---- RECORDS FOR THIS EXERCISE

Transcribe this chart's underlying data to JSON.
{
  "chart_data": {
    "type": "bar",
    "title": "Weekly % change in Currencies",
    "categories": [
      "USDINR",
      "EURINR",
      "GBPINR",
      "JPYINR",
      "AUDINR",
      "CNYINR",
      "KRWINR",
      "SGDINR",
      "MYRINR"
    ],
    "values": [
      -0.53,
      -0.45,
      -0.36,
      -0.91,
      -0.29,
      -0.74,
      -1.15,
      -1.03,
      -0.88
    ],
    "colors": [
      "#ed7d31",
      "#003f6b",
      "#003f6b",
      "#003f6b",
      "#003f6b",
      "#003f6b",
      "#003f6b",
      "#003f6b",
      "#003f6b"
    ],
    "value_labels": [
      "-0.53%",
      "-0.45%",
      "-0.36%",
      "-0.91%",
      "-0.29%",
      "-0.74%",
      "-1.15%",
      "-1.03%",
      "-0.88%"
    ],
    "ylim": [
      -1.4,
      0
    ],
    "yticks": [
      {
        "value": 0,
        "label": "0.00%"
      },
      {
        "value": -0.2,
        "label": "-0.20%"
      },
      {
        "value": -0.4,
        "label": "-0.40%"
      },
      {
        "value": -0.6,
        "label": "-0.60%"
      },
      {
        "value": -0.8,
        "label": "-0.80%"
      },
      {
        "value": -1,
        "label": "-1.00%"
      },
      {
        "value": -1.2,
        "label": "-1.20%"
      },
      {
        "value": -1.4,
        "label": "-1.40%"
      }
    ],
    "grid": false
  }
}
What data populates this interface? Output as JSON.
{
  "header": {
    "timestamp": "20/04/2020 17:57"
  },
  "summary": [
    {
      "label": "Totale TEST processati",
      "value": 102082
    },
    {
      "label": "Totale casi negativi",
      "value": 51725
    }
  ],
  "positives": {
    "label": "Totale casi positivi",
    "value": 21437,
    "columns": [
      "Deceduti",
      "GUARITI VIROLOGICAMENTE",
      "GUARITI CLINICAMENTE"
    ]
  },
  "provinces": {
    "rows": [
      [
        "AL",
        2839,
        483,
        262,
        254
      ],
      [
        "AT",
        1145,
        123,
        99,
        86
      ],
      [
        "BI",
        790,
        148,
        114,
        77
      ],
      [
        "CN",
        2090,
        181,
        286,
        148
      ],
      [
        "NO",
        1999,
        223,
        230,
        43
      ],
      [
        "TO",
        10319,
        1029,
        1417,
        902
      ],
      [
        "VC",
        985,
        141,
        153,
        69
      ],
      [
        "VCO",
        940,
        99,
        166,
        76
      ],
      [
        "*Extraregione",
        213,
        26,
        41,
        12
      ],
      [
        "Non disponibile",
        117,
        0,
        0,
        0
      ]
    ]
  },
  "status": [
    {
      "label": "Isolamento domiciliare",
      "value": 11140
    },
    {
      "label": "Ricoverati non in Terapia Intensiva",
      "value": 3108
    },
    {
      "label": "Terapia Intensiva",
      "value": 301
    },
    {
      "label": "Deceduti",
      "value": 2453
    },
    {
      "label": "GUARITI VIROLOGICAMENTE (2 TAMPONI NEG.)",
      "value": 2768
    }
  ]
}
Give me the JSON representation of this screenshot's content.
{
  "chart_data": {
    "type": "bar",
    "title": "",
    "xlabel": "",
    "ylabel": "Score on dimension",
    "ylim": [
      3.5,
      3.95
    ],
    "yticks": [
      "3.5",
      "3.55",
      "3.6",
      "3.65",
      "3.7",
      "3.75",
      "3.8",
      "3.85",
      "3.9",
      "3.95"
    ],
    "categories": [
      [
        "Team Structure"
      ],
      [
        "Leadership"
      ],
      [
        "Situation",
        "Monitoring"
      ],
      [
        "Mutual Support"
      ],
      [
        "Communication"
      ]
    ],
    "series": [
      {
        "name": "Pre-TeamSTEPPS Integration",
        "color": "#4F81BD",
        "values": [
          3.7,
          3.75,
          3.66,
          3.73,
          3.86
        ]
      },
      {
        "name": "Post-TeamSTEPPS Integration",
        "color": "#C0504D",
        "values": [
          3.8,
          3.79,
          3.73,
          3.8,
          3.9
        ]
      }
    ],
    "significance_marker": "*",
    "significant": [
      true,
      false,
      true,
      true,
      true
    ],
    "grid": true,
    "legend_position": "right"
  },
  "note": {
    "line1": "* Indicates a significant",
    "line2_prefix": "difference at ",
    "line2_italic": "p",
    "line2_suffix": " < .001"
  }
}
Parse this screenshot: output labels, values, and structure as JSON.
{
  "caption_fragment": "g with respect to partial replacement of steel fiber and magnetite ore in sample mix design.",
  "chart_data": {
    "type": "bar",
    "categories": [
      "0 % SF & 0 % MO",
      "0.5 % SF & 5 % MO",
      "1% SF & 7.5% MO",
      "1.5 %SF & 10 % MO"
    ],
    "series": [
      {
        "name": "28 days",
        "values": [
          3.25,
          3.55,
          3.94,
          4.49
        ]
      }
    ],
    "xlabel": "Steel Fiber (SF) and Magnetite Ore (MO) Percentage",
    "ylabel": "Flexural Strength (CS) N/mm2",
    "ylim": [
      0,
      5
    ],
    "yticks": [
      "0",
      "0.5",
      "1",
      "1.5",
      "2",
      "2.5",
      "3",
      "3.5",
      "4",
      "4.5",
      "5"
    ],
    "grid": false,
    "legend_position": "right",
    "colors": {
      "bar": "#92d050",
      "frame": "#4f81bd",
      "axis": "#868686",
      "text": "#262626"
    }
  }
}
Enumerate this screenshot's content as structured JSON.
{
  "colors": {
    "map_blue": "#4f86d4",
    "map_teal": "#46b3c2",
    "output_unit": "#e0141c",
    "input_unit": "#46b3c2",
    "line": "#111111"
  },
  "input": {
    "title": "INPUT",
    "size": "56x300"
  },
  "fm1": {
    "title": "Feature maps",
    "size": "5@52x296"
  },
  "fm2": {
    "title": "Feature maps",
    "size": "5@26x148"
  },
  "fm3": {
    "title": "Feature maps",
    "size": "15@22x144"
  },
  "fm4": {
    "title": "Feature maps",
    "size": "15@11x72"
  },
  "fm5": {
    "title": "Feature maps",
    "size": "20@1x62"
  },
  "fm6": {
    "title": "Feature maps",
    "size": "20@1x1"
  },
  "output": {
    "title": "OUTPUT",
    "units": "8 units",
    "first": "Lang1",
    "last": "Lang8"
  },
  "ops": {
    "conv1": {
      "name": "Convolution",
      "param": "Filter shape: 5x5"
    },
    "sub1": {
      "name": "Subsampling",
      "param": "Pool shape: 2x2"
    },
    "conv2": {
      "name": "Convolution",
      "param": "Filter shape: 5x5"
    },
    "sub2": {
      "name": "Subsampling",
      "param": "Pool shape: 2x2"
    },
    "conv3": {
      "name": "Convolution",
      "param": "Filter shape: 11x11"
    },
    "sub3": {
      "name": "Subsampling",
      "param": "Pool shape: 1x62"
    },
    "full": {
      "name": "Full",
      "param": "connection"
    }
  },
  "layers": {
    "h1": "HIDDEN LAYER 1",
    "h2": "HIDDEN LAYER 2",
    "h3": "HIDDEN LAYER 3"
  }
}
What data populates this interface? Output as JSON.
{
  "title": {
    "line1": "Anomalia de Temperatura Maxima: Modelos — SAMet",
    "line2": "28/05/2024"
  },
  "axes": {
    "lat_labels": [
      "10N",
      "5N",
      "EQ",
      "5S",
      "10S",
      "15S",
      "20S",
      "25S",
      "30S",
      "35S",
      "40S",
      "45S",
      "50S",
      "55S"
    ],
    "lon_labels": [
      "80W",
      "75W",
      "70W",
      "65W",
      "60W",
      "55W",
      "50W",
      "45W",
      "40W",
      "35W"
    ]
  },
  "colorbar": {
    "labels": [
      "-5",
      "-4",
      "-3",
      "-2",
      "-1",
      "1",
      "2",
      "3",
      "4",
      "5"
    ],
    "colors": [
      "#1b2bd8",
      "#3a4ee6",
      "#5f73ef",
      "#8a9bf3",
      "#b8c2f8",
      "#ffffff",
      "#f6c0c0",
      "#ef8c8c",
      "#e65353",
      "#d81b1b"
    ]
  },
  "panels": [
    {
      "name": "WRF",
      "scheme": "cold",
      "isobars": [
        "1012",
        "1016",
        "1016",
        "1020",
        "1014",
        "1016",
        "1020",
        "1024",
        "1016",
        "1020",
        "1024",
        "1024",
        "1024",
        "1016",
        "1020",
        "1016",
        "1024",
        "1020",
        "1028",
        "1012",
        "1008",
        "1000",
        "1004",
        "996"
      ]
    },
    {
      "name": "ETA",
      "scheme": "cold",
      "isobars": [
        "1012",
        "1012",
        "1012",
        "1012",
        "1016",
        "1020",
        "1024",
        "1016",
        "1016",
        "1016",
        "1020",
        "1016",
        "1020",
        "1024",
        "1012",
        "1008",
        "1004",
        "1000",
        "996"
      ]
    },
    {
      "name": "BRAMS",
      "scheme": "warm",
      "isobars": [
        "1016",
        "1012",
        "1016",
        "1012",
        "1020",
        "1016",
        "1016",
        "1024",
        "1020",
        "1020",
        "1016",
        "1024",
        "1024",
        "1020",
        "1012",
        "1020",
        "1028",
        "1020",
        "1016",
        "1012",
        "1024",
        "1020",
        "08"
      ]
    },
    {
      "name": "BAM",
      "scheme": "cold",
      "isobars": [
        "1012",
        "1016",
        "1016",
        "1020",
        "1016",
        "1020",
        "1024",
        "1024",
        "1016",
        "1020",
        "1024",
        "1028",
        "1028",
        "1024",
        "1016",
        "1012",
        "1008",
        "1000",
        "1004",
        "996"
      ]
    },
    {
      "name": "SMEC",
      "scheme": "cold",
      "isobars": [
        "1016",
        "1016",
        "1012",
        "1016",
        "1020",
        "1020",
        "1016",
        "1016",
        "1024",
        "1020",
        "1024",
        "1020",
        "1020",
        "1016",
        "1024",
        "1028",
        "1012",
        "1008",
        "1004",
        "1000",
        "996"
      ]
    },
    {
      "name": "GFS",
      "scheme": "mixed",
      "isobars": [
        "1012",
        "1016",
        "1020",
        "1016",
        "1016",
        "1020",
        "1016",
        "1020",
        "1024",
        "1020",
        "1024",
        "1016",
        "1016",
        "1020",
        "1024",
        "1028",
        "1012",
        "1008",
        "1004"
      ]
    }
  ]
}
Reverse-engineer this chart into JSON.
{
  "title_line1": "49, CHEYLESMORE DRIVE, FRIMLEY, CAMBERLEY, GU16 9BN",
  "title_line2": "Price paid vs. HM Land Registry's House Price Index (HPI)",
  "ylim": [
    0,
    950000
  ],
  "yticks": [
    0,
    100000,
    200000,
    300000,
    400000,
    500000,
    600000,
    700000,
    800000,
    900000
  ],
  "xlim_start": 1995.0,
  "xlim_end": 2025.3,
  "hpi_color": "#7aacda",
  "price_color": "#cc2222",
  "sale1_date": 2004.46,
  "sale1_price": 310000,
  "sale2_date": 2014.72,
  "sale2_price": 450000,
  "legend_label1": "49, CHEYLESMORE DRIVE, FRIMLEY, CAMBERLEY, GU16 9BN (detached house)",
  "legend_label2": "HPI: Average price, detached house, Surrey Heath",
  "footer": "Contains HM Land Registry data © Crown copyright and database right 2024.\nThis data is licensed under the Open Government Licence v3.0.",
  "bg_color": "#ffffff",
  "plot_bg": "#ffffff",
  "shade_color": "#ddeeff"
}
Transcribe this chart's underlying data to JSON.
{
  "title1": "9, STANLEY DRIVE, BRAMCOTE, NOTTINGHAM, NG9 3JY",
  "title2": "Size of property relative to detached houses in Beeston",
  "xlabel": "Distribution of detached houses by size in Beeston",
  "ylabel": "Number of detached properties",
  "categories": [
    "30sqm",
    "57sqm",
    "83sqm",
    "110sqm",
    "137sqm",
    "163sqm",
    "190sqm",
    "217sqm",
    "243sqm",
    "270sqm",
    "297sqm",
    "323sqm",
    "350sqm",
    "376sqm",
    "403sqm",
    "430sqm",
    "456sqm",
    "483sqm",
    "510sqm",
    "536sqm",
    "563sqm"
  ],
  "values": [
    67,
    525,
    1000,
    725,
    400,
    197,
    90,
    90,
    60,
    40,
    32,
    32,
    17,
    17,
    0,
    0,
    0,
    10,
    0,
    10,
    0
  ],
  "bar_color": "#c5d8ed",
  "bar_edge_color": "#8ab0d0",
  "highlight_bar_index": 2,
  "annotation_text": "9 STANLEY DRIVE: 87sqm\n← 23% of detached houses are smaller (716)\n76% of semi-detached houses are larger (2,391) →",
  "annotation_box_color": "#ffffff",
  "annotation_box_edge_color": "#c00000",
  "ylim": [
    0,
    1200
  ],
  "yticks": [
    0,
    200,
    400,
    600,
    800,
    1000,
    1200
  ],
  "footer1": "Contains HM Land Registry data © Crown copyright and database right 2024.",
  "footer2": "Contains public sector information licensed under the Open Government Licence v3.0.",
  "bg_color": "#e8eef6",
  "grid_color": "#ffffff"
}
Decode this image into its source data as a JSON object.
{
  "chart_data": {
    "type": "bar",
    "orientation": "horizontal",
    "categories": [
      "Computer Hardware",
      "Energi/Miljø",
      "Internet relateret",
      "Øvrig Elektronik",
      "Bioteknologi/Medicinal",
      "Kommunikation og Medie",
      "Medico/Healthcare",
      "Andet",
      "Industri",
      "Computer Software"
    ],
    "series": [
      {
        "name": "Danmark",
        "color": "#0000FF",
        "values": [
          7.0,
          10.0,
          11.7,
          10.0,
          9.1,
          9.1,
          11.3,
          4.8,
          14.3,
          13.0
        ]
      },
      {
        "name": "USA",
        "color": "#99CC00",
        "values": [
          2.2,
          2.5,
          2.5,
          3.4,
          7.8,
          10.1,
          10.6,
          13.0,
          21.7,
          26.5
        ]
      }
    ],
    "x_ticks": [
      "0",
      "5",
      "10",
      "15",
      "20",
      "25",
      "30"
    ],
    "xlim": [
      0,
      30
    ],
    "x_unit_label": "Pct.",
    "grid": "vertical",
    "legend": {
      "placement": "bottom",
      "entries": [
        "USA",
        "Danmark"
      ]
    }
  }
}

--------

WHAT TO WORK ON:
Pick out the lines that have the word "houses". Copy them all.

WORKED SOLUTION:
  "title2": "Size of property relative to detached houses in Beeston",
  "xlabel": "Distribution of detached houses by size in Beeston",
  "annotation_text": "9 STANLEY DRIVE: 87sqm\n← 23% of detached houses are smaller (716)\n76% of semi-detached houses are larger (2,391) →",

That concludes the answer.